## PROVIDED INFORMATION
---------------

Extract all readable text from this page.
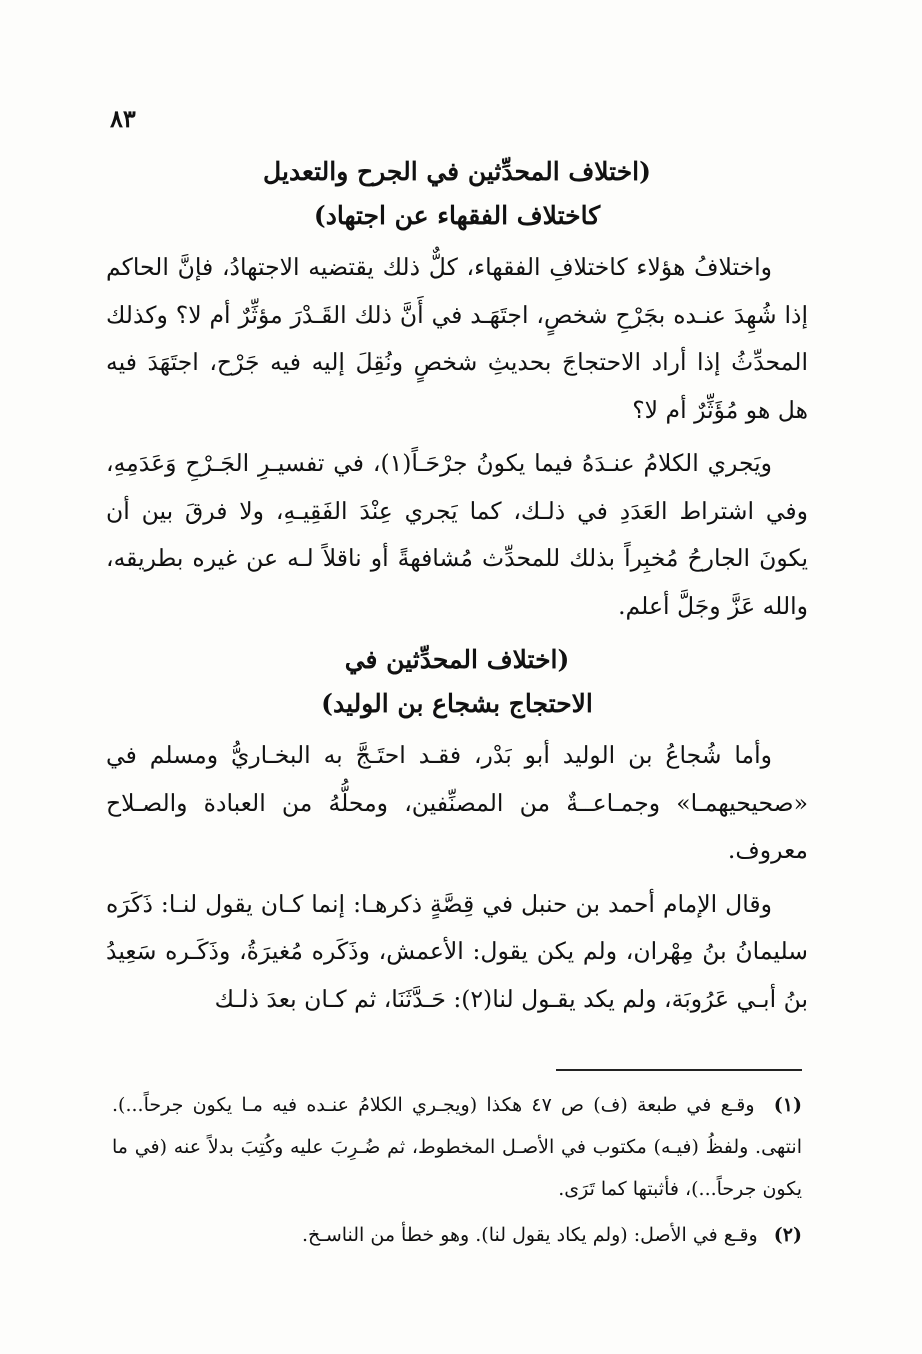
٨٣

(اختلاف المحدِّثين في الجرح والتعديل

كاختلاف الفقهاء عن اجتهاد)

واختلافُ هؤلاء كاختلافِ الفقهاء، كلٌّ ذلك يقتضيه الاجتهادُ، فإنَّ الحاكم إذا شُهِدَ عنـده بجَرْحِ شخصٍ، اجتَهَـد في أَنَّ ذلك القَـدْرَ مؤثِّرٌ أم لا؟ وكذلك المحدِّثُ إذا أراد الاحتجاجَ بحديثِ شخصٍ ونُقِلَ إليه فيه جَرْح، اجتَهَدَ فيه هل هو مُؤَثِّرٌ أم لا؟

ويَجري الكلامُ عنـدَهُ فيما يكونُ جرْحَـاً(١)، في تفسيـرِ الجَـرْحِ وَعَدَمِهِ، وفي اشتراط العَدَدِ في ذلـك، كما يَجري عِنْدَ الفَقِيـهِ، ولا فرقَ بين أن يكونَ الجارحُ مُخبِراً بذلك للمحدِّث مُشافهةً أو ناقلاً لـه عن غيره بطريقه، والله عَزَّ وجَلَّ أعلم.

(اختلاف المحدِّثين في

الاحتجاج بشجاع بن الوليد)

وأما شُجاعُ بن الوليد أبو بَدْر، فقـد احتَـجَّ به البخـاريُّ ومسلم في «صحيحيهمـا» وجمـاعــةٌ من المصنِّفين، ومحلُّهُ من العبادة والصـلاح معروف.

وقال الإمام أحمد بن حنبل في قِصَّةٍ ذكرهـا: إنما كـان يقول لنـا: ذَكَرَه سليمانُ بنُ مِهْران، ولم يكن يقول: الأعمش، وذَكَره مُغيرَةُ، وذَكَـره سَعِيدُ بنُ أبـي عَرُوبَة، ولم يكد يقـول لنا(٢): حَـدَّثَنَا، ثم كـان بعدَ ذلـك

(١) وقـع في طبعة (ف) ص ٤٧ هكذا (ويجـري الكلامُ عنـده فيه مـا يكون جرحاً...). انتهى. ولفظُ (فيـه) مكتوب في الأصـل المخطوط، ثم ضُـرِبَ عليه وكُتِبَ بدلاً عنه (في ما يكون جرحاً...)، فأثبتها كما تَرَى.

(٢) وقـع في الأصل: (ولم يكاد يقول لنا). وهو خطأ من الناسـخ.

---------------

## WHAT IS ASKED
Find the string "المحد" in the records, then copy each line where it occurs.

## EXERCISE OUTPUT
(اختلاف المحدِّثين في الجرح والتعديل
واختلافُ هؤلاء كاختلافِ الفقهاء، كلٌّ ذلك يقتضيه الاجتهادُ، فإنَّ الحاكم إذا شُهِدَ عنـده بجَرْحِ شخصٍ، اجتَهَـد في أَنَّ ذلك القَـدْرَ مؤثِّرٌ أم لا؟ وكذلك المحدِّثُ إذا أراد الاحتجاجَ بحديثِ شخصٍ ونُقِلَ إليه فيه جَرْح، اجتَهَدَ فيه هل هو مُؤَثِّرٌ أم لا؟
(اختلاف المحدِّثين في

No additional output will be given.